__Stored entries__:
>> BEGIN
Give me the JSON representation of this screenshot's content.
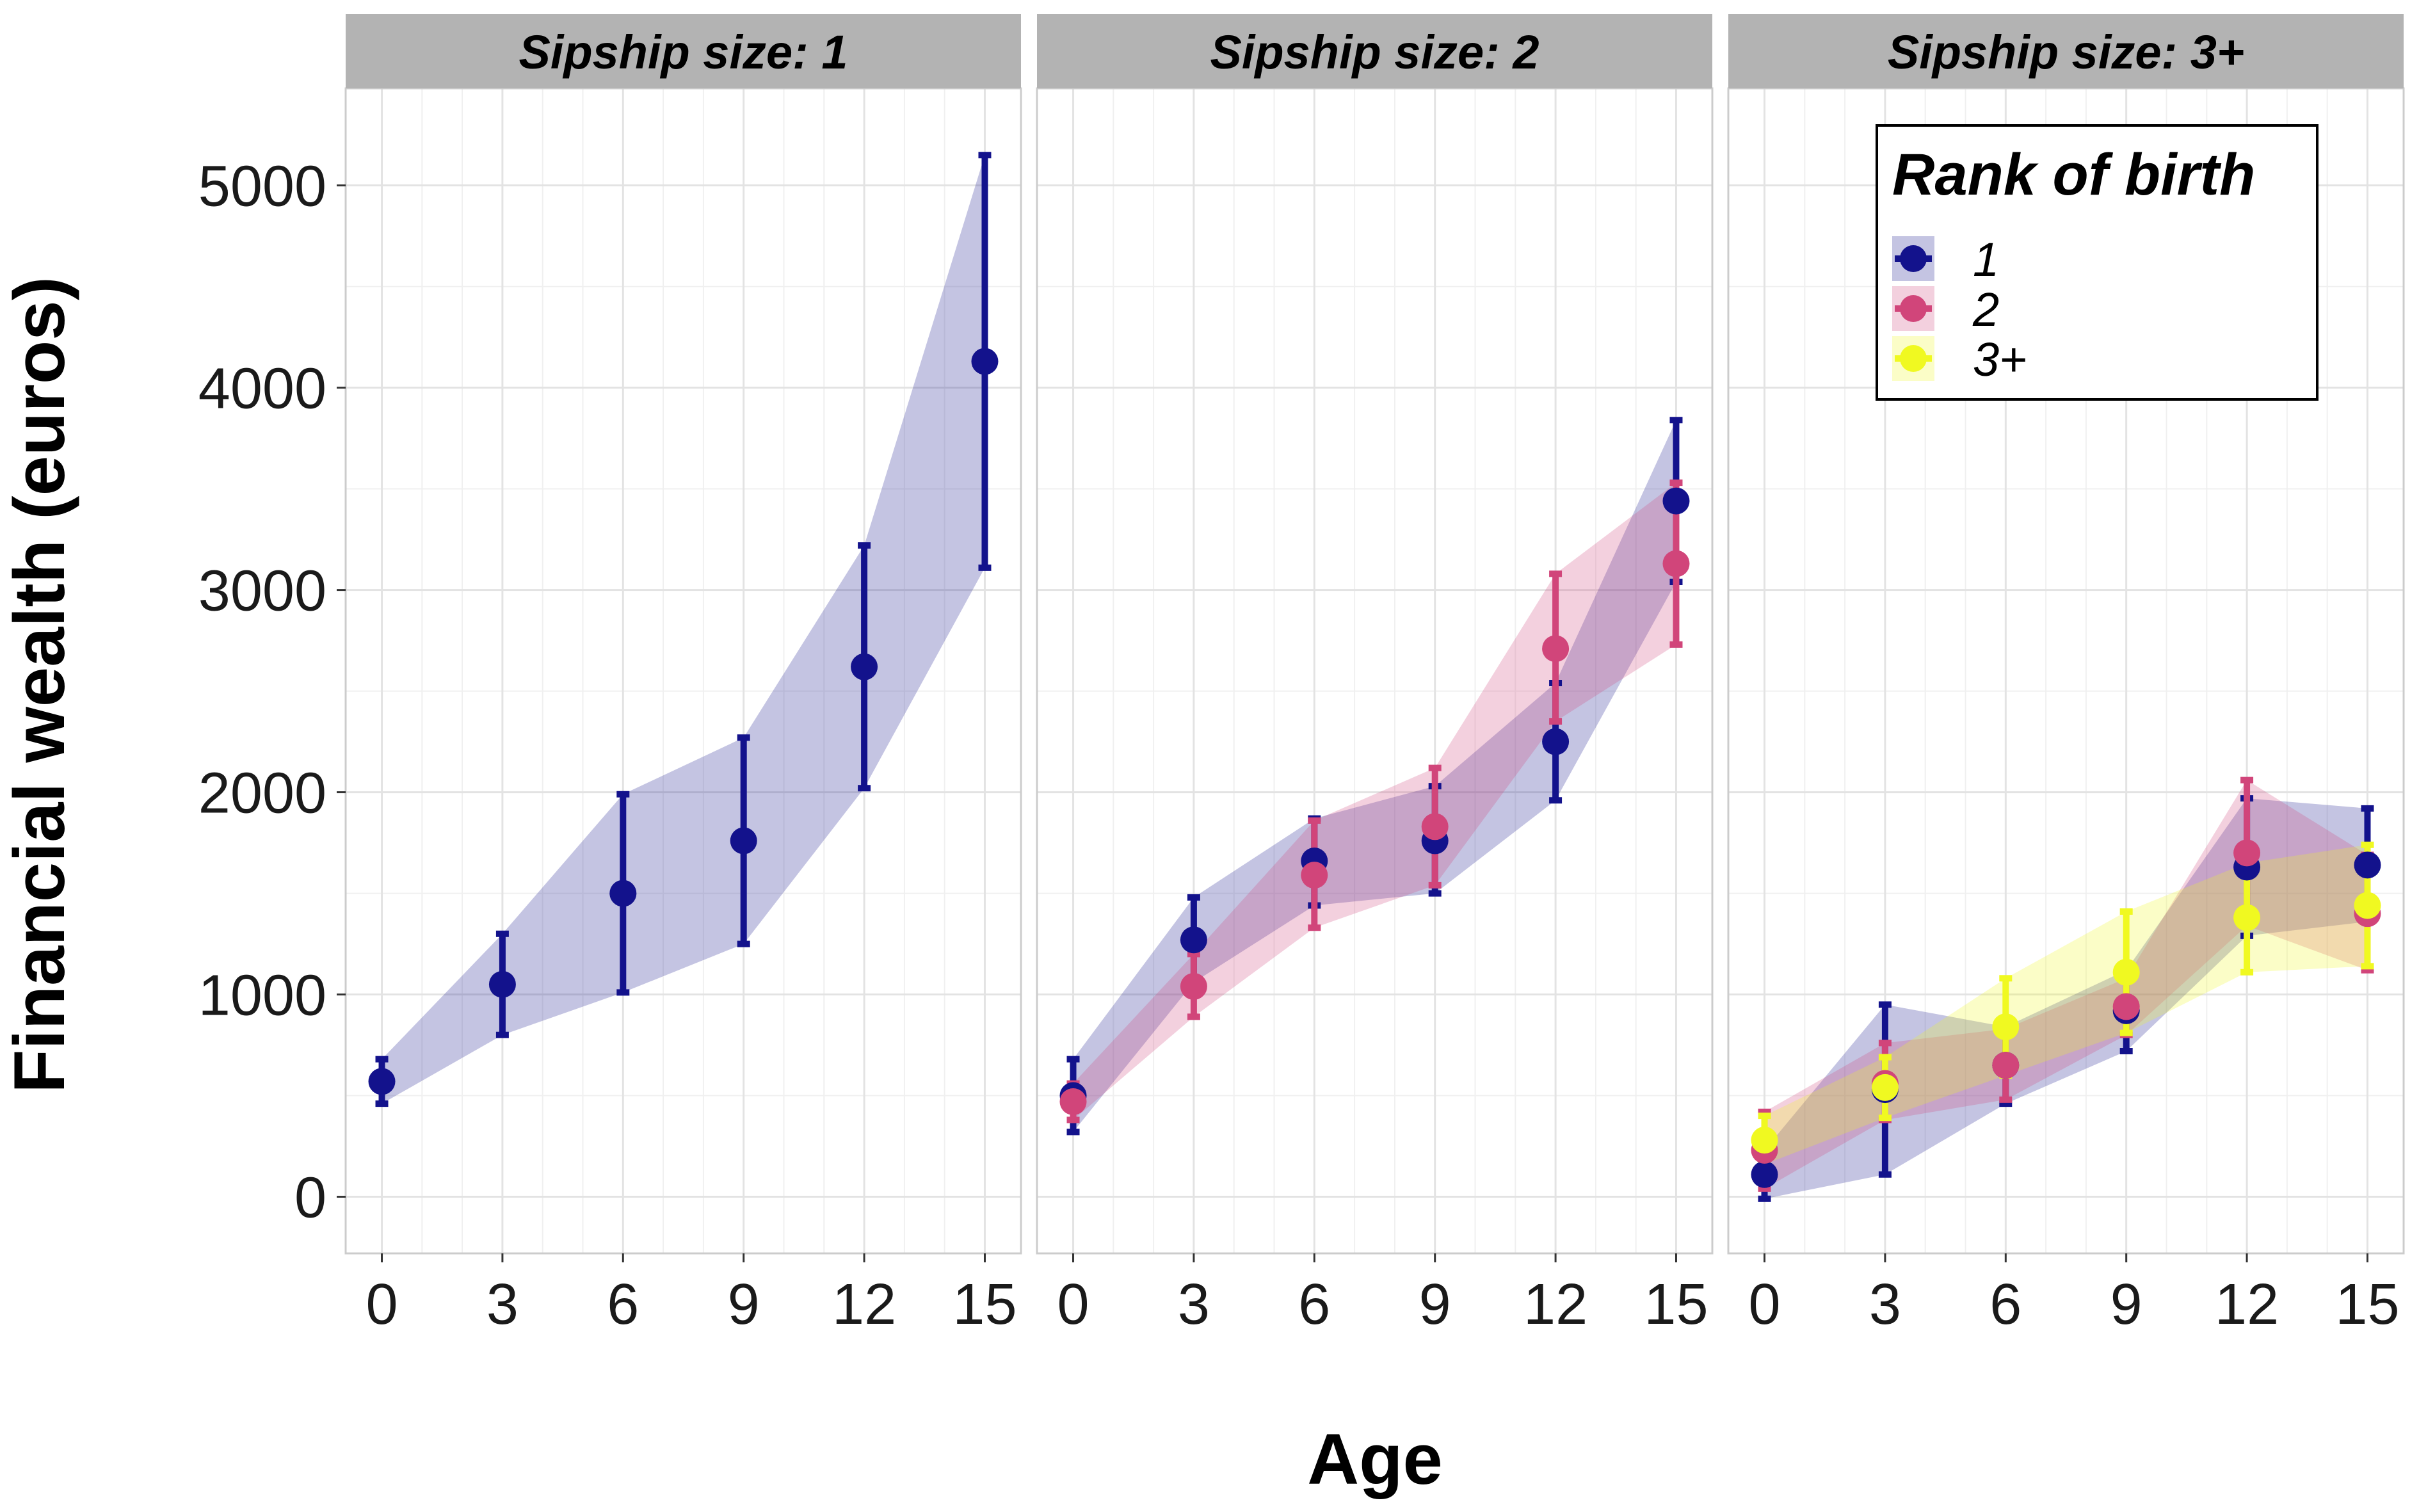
{
  "chart_data": {
    "type": "line",
    "xlabel": "Age",
    "ylabel": "Financial wealth (euros)",
    "x_ticks": [
      0,
      3,
      6,
      9,
      12,
      15
    ],
    "y_ticks": [
      0,
      1000,
      2000,
      3000,
      4000,
      5000
    ],
    "xlim": [
      -0.9,
      15.9
    ],
    "ylim": [
      -280,
      5480
    ],
    "grid": true,
    "legend": {
      "title": "Rank of birth",
      "placement": "top-right inside third panel",
      "entries": [
        {
          "label": "1",
          "color": "#13128C"
        },
        {
          "label": "2",
          "color": "#D1457A"
        },
        {
          "label": "3+",
          "color": "#F0F921"
        }
      ]
    },
    "panels": [
      {
        "label": "Sipship size: 1",
        "series": [
          {
            "name": "1",
            "color": "#13128C",
            "x": [
              0,
              3,
              6,
              9,
              12,
              15
            ],
            "y": [
              570,
              1050,
              1500,
              1760,
              2620,
              4130
            ],
            "lower": [
              460,
              800,
              1010,
              1250,
              2020,
              3110
            ],
            "upper": [
              680,
              1300,
              1990,
              2270,
              3220,
              5150
            ]
          }
        ]
      },
      {
        "label": "Sipship size: 2",
        "series": [
          {
            "name": "1",
            "color": "#13128C",
            "x": [
              0,
              3,
              6,
              9,
              12,
              15
            ],
            "y": [
              500,
              1270,
              1660,
              1760,
              2250,
              3440
            ],
            "lower": [
              320,
              1060,
              1440,
              1500,
              1960,
              3040
            ],
            "upper": [
              680,
              1480,
              1870,
              2030,
              2540,
              3840
            ]
          },
          {
            "name": "2",
            "color": "#D1457A",
            "x": [
              0,
              3,
              6,
              9,
              12,
              15
            ],
            "y": [
              470,
              1040,
              1590,
              1830,
              2710,
              3130
            ],
            "lower": [
              380,
              890,
              1330,
              1540,
              2350,
              2730
            ],
            "upper": [
              560,
              1200,
              1860,
              2120,
              3080,
              3530
            ]
          }
        ]
      },
      {
        "label": "Sipship size: 3+",
        "series": [
          {
            "name": "1",
            "color": "#13128C",
            "x": [
              0,
              3,
              6,
              9,
              12,
              15
            ],
            "y": [
              110,
              530,
              650,
              920,
              1630,
              1640
            ],
            "lower": [
              -10,
              110,
              460,
              720,
              1290,
              1360
            ],
            "upper": [
              230,
              950,
              840,
              1120,
              1970,
              1920
            ]
          },
          {
            "name": "2",
            "color": "#D1457A",
            "x": [
              0,
              3,
              6,
              9,
              12,
              15
            ],
            "y": [
              230,
              560,
              650,
              940,
              1700,
              1400
            ],
            "lower": [
              40,
              380,
              480,
              800,
              1340,
              1120
            ],
            "upper": [
              420,
              760,
              830,
              1080,
              2060,
              1690
            ]
          },
          {
            "name": "3+",
            "color": "#F0F921",
            "x": [
              0,
              3,
              6,
              9,
              12,
              15
            ],
            "y": [
              280,
              540,
              840,
              1110,
              1380,
              1440
            ],
            "lower": [
              160,
              390,
              600,
              810,
              1110,
              1140
            ],
            "upper": [
              400,
              690,
              1080,
              1410,
              1650,
              1740
            ]
          }
        ]
      }
    ]
  }
}
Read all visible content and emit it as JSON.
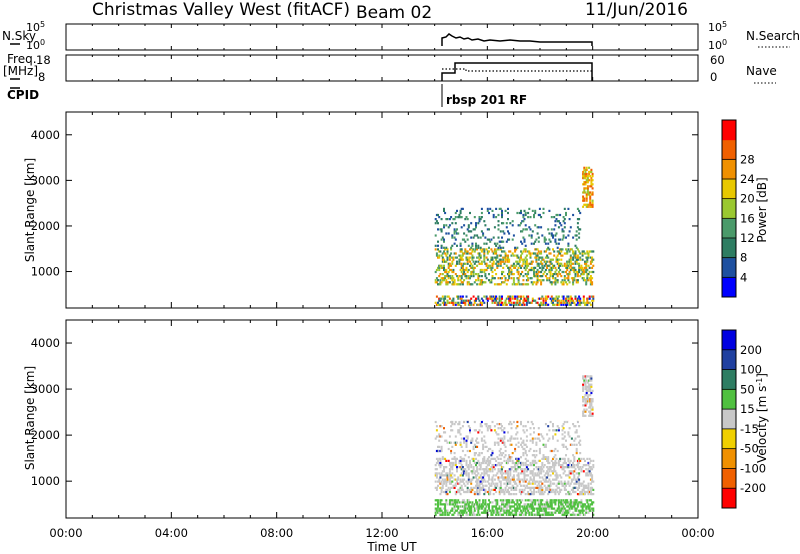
{
  "header": {
    "station": "Christmas Valley West (fitACF)",
    "beam": "Beam 02",
    "date": "11/Jun/2016"
  },
  "strip_labels": {
    "nsky": "N.Sky",
    "nsky_ticks": [
      "10^5",
      "10^0"
    ],
    "nsearch": "N.Search",
    "nsearch_ticks": [
      "10^5",
      "10^0"
    ],
    "freq_line1": "Freq.",
    "freq_line2": "[MHz]",
    "freq_ticks": [
      "18",
      "8"
    ],
    "nave": "Nave",
    "nave_ticks": [
      "60",
      "0"
    ],
    "cpid": "CPID",
    "cpid_text": "rbsp 201 RF"
  },
  "colors": {
    "grey_scatter": "#c8c8c8",
    "power_scale": [
      "#0000ff",
      "#1e50a0",
      "#2e7d62",
      "#4a9a6a",
      "#9ac830",
      "#e8c800",
      "#f09000",
      "#f06000",
      "#ff0000"
    ],
    "velocity_scale": [
      "#0000e0",
      "#2040a0",
      "#2e7d62",
      "#50c040",
      "#c8c8c8",
      "#f0d000",
      "#f09000",
      "#f06000",
      "#ff0000"
    ]
  },
  "chart_data": [
    {
      "type": "heatmap",
      "name": "power",
      "ylabel": "Slant Range [km]",
      "yticks": [
        "1000",
        "2000",
        "3000",
        "4000"
      ],
      "ylim": [
        200,
        4500
      ],
      "xlim_hours": [
        0,
        24
      ],
      "colorbar_label": "Power [dB]",
      "colorbar_ticks": [
        "4",
        "8",
        "12",
        "16",
        "20",
        "24",
        "28"
      ],
      "colorbar_range": [
        0,
        32
      ],
      "data_time_range": [
        "14:00",
        "20:00"
      ],
      "regions": [
        {
          "t": [
            14.0,
            20.0
          ],
          "r": [
            250,
            450
          ],
          "level": "mixed"
        },
        {
          "t": [
            14.0,
            20.0
          ],
          "r": [
            700,
            1500
          ],
          "level": "12-20"
        },
        {
          "t": [
            14.0,
            19.5
          ],
          "r": [
            1500,
            2400
          ],
          "level": "8-12"
        },
        {
          "t": [
            19.6,
            20.0
          ],
          "r": [
            2400,
            3300
          ],
          "level": "20-28"
        }
      ]
    },
    {
      "type": "heatmap",
      "name": "velocity",
      "ylabel": "Slant Range [km]",
      "yticks": [
        "1000",
        "2000",
        "3000",
        "4000"
      ],
      "ylim": [
        200,
        4500
      ],
      "xlim_hours": [
        0,
        24
      ],
      "colorbar_label": "Velocity [m s^-1]",
      "colorbar_ticks": [
        "200",
        "100",
        "50",
        "15",
        "-15",
        "-50",
        "-100",
        "-200"
      ],
      "data_time_range": [
        "14:00",
        "20:00"
      ],
      "regions": [
        {
          "t": [
            14.0,
            20.0
          ],
          "r": [
            250,
            600
          ],
          "level": "15-50"
        },
        {
          "t": [
            14.0,
            20.0
          ],
          "r": [
            700,
            1500
          ],
          "level": "ground"
        },
        {
          "t": [
            14.0,
            19.5
          ],
          "r": [
            1500,
            2300
          ],
          "level": "ground"
        },
        {
          "t": [
            19.6,
            20.0
          ],
          "r": [
            2400,
            3300
          ],
          "level": "ground"
        }
      ]
    }
  ],
  "x_axis": {
    "ticks": [
      "00:00",
      "04:00",
      "08:00",
      "12:00",
      "16:00",
      "20:00",
      "00:00"
    ],
    "label": "Time UT"
  }
}
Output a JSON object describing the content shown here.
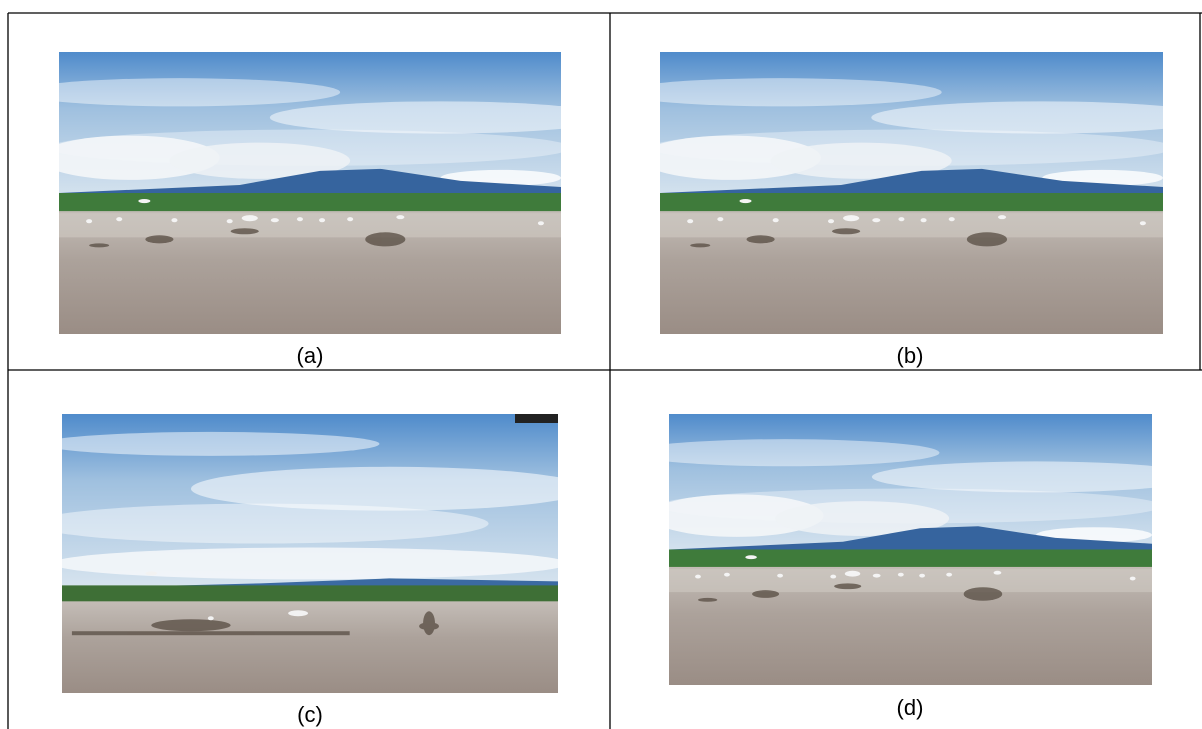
{
  "figure": {
    "panels": [
      {
        "caption": "(a)"
      },
      {
        "caption": "(b)"
      },
      {
        "caption": "(c)"
      },
      {
        "caption": "(d)"
      }
    ]
  }
}
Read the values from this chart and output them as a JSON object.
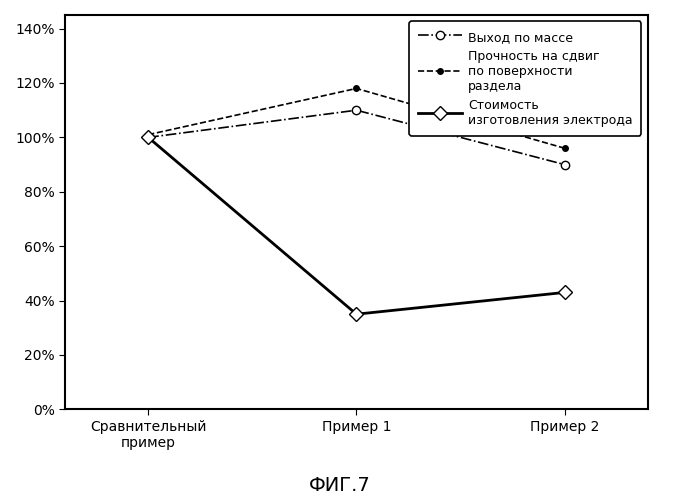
>> END
__What you have to do__: Your copy should match the records word for word, with the pictures removed.

__Answer to the problem__:
Give me the JSON representation of this screenshot's content.
{
  "chart_data": {
    "type": "line",
    "xlabel": "Age",
    "ylabel": "Financial wealth (euros)",
    "x_ticks": [
      0,
      3,
      6,
      9,
      12,
      15
    ],
    "y_ticks": [
      0,
      1000,
      2000,
      3000,
      4000,
      5000
    ],
    "xlim": [
      -0.9,
      15.9
    ],
    "ylim": [
      -280,
      5480
    ],
    "grid": true,
    "legend": {
      "title": "Rank of birth",
      "placement": "top-right inside third panel",
      "entries": [
        {
          "label": "1",
          "color": "#13128C"
        },
        {
          "label": "2",
          "color": "#D1457A"
        },
        {
          "label": "3+",
          "color": "#F0F921"
        }
      ]
    },
    "panels": [
      {
        "label": "Sipship size: 1",
        "series": [
          {
            "name": "1",
            "color": "#13128C",
            "x": [
              0,
              3,
              6,
              9,
              12,
              15
            ],
            "y": [
              570,
              1050,
              1500,
              1760,
              2620,
              4130
            ],
            "lower": [
              460,
              800,
              1010,
              1250,
              2020,
              3110
            ],
            "upper": [
              680,
              1300,
              1990,
              2270,
              3220,
              5150
            ]
          }
        ]
      },
      {
        "label": "Sipship size: 2",
        "series": [
          {
            "name": "1",
            "color": "#13128C",
            "x": [
              0,
              3,
              6,
              9,
              12,
              15
            ],
            "y": [
              500,
              1270,
              1660,
              1760,
              2250,
              3440
            ],
            "lower": [
              320,
              1060,
              1440,
              1500,
              1960,
              3040
            ],
            "upper": [
              680,
              1480,
              1870,
              2030,
              2540,
              3840
            ]
          },
          {
            "name": "2",
            "color": "#D1457A",
            "x": [
              0,
              3,
              6,
              9,
              12,
              15
            ],
            "y": [
              470,
              1040,
              1590,
              1830,
              2710,
              3130
            ],
            "lower": [
              380,
              890,
              1330,
              1540,
              2350,
              2730
            ],
            "upper": [
              560,
              1200,
              1860,
              2120,
              3080,
              3530
            ]
          }
        ]
      },
      {
        "label": "Sipship size: 3+",
        "series": [
          {
            "name": "1",
            "color": "#13128C",
            "x": [
              0,
              3,
              6,
              9,
              12,
              15
            ],
            "y": [
              110,
              530,
              650,
              920,
              1630,
              1640
            ],
            "lower": [
              -10,
              110,
              460,
              720,
              1290,
              1360
            ],
            "upper": [
              230,
              950,
              840,
              1120,
              1970,
              1920
            ]
          },
          {
            "name": "2",
            "color": "#D1457A",
            "x": [
              0,
              3,
              6,
              9,
              12,
              15
            ],
            "y": [
              230,
              560,
              650,
              940,
              1700,
              1400
            ],
            "lower": [
              40,
              380,
              480,
              800,
              1340,
              1120
            ],
            "upper": [
              420,
              760,
              830,
              1080,
              2060,
              1690
            ]
          },
          {
            "name": "3+",
            "color": "#F0F921",
            "x": [
              0,
              3,
              6,
              9,
              12,
              15
            ],
            "y": [
              280,
              540,
              840,
              1110,
              1380,
              1440
            ],
            "lower": [
              160,
              390,
              600,
              810,
              1110,
              1140
            ],
            "upper": [
              400,
              690,
              1080,
              1410,
              1650,
              1740
            ]
          }
        ]
      }
    ]
  }
}
Read all visible content and emit it as JSON.
{
  "header": {
    "station": "Christmas Valley West (fitACF)",
    "beam": "Beam 02",
    "date": "11/Jun/2016"
  },
  "strip_labels": {
    "nsky": "N.Sky",
    "nsky_ticks": [
      "10^5",
      "10^0"
    ],
    "nsearch": "N.Search",
    "nsearch_ticks": [
      "10^5",
      "10^0"
    ],
    "freq_line1": "Freq.",
    "freq_line2": "[MHz]",
    "freq_ticks": [
      "18",
      "8"
    ],
    "nave": "Nave",
    "nave_ticks": [
      "60",
      "0"
    ],
    "cpid": "CPID",
    "cpid_text": "rbsp 201 RF"
  },
  "colors": {
    "grey_scatter": "#c8c8c8",
    "power_scale": [
      "#0000ff",
      "#1e50a0",
      "#2e7d62",
      "#4a9a6a",
      "#9ac830",
      "#e8c800",
      "#f09000",
      "#f06000",
      "#ff0000"
    ],
    "velocity_scale": [
      "#0000e0",
      "#2040a0",
      "#2e7d62",
      "#50c040",
      "#c8c8c8",
      "#f0d000",
      "#f09000",
      "#f06000",
      "#ff0000"
    ]
  },
  "chart_data": [
    {
      "type": "heatmap",
      "name": "power",
      "ylabel": "Slant Range [km]",
      "yticks": [
        "1000",
        "2000",
        "3000",
        "4000"
      ],
      "ylim": [
        200,
        4500
      ],
      "xlim_hours": [
        0,
        24
      ],
      "colorbar_label": "Power [dB]",
      "colorbar_ticks": [
        "4",
        "8",
        "12",
        "16",
        "20",
        "24",
        "28"
      ],
      "colorbar_range": [
        0,
        32
      ],
      "data_time_range": [
        "14:00",
        "20:00"
      ],
      "regions": [
        {
          "t": [
            14.0,
            20.0
          ],
          "r": [
            250,
            450
          ],
          "level": "mixed"
        },
        {
          "t": [
            14.0,
            20.0
          ],
          "r": [
            700,
            1500
          ],
          "level": "12-20"
        },
        {
          "t": [
            14.0,
            19.5
          ],
          "r": [
            1500,
            2400
          ],
          "level": "8-12"
        },
        {
          "t": [
            19.6,
            20.0
          ],
          "r": [
            2400,
            3300
          ],
          "level": "20-28"
        }
      ]
    },
    {
      "type": "heatmap",
      "name": "velocity",
      "ylabel": "Slant Range [km]",
      "yticks": [
        "1000",
        "2000",
        "3000",
        "4000"
      ],
      "ylim": [
        200,
        4500
      ],
      "xlim_hours": [
        0,
        24
      ],
      "colorbar_label": "Velocity [m s^-1]",
      "colorbar_ticks": [
        "200",
        "100",
        "50",
        "15",
        "-15",
        "-50",
        "-100",
        "-200"
      ],
      "data_time_range": [
        "14:00",
        "20:00"
      ],
      "regions": [
        {
          "t": [
            14.0,
            20.0
          ],
          "r": [
            250,
            600
          ],
          "level": "15-50"
        },
        {
          "t": [
            14.0,
            20.0
          ],
          "r": [
            700,
            1500
          ],
          "level": "ground"
        },
        {
          "t": [
            14.0,
            19.5
          ],
          "r": [
            1500,
            2300
          ],
          "level": "ground"
        },
        {
          "t": [
            19.6,
            20.0
          ],
          "r": [
            2400,
            3300
          ],
          "level": "ground"
        }
      ]
    }
  ],
  "x_axis": {
    "ticks": [
      "00:00",
      "04:00",
      "08:00",
      "12:00",
      "16:00",
      "20:00",
      "00:00"
    ],
    "label": "Time UT"
  }
}
Output a JSON object describing the content shown here.
{
  "figure": {
    "panels": [
      {
        "caption": "(a)"
      },
      {
        "caption": "(b)"
      },
      {
        "caption": "(c)"
      },
      {
        "caption": "(d)"
      }
    ]
  }
}
Read the values from this chart and output them as a JSON object.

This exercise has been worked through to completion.